Excerpts from a transcription dataset
• • • •
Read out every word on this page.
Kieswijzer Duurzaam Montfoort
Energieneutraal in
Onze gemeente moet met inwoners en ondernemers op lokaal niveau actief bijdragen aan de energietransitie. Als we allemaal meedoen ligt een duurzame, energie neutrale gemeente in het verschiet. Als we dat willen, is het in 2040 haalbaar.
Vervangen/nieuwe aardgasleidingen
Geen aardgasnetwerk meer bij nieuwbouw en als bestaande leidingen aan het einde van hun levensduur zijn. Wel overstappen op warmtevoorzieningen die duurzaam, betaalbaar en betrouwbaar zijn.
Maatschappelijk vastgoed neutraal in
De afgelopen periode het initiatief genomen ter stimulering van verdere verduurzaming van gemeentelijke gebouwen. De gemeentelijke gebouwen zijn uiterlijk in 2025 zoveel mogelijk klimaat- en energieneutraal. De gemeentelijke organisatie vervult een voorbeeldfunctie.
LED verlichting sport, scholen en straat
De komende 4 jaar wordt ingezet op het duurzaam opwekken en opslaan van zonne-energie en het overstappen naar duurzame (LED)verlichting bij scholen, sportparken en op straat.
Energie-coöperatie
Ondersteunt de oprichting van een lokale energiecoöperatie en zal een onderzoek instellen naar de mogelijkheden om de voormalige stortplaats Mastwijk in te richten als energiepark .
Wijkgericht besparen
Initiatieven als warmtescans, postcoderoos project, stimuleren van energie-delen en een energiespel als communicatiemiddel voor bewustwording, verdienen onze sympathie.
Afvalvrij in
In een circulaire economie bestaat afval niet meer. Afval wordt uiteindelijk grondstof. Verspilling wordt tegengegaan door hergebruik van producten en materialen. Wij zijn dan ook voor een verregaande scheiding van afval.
• • • •
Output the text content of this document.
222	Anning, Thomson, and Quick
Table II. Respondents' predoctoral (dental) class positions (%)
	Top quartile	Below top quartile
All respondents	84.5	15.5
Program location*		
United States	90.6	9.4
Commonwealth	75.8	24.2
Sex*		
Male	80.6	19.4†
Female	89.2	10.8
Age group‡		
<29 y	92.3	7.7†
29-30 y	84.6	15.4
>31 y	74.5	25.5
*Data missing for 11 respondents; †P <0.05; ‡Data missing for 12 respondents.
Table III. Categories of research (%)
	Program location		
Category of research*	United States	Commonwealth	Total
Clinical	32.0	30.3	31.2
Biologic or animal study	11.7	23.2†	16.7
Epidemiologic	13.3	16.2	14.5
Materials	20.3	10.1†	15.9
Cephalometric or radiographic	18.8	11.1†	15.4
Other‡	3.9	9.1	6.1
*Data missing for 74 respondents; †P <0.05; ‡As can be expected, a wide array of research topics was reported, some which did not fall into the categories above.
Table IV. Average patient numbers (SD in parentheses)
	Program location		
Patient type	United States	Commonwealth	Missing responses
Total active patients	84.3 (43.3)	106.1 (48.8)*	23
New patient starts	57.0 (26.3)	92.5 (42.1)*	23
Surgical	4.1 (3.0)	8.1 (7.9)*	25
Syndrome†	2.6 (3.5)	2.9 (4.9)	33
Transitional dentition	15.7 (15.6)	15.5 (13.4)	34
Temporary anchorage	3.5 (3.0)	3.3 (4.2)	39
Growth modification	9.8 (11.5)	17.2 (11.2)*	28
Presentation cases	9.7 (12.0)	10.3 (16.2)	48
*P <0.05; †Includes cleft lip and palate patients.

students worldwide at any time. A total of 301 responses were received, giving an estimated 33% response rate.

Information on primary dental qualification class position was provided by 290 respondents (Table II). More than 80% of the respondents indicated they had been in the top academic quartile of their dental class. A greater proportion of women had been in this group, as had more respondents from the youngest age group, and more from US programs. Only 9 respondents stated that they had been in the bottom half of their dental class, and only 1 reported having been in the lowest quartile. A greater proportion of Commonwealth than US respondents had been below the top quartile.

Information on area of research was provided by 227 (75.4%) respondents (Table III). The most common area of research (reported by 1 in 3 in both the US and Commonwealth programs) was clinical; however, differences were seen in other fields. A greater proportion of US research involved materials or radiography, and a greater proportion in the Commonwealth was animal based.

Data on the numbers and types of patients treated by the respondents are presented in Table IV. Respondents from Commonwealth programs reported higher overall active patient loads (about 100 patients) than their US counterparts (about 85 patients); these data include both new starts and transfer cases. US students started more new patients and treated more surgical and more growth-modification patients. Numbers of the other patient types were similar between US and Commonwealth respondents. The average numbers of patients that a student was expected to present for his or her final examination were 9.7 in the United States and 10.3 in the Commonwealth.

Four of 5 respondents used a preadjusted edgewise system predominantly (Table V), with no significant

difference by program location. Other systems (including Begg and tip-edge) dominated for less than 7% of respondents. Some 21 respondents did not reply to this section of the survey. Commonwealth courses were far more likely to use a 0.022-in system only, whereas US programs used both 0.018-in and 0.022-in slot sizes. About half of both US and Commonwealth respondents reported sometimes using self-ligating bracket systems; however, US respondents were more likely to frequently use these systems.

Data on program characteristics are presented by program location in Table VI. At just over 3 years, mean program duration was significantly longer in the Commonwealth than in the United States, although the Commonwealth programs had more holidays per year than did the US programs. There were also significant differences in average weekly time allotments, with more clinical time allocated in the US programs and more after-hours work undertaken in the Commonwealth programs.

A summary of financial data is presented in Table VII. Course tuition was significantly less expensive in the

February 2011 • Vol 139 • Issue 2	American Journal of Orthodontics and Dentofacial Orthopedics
• • • •
Please count how many lines of the records include "verlichting", giving the number and nothing else.

2